(GOAL)
Count every line in the entries that follow where the word "image" appears, then state only the total.

[Data records]
— Start —

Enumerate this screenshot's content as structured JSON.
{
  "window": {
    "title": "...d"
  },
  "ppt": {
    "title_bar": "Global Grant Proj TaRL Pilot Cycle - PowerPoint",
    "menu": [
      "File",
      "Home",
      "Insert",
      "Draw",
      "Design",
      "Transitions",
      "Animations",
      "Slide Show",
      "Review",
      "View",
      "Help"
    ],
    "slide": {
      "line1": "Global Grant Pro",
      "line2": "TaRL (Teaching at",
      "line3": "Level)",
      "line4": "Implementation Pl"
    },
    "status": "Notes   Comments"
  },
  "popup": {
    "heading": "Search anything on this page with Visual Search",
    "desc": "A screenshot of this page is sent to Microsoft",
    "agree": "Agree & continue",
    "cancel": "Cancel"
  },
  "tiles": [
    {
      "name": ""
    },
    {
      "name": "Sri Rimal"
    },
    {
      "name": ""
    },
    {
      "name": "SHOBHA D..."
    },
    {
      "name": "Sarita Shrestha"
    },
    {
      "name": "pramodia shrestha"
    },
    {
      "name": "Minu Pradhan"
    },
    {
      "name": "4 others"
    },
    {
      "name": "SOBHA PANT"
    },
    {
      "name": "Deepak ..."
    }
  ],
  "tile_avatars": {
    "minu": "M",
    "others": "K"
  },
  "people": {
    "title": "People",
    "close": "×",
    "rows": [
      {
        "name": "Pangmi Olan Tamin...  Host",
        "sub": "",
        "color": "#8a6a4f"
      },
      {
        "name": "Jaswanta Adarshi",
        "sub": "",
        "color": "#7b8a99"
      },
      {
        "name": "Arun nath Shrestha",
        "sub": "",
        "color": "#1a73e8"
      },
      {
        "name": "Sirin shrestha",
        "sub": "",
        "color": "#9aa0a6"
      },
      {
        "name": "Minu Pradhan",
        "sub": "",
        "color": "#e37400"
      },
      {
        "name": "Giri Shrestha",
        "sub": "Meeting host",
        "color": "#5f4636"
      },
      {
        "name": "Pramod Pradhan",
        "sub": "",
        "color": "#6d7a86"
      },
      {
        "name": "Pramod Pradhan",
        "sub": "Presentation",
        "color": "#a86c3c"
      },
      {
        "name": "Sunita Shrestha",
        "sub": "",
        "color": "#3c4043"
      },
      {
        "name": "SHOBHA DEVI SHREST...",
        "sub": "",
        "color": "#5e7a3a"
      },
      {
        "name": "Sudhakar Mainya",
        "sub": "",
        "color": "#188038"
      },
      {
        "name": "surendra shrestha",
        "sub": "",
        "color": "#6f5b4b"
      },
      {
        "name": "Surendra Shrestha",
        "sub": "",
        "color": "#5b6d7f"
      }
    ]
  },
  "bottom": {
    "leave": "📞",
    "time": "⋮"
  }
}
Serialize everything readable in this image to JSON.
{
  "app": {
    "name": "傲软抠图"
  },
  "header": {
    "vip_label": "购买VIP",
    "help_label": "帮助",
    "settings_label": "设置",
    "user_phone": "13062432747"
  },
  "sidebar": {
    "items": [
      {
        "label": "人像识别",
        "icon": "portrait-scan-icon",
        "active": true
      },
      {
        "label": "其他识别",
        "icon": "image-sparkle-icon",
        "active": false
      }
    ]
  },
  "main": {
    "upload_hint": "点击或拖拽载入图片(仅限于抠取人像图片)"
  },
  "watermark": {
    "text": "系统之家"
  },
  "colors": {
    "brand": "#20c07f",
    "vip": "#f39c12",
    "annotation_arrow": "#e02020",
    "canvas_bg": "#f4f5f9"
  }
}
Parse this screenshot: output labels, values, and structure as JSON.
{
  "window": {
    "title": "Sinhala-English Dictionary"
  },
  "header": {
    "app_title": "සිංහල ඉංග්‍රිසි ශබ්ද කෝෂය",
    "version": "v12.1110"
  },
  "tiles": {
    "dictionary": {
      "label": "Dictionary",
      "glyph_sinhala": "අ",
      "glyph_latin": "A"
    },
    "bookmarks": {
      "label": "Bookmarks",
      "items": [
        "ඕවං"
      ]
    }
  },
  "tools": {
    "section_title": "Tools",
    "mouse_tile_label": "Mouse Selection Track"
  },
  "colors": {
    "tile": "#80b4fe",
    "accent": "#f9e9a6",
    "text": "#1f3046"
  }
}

— End —

(CORRECT ANSWER)
2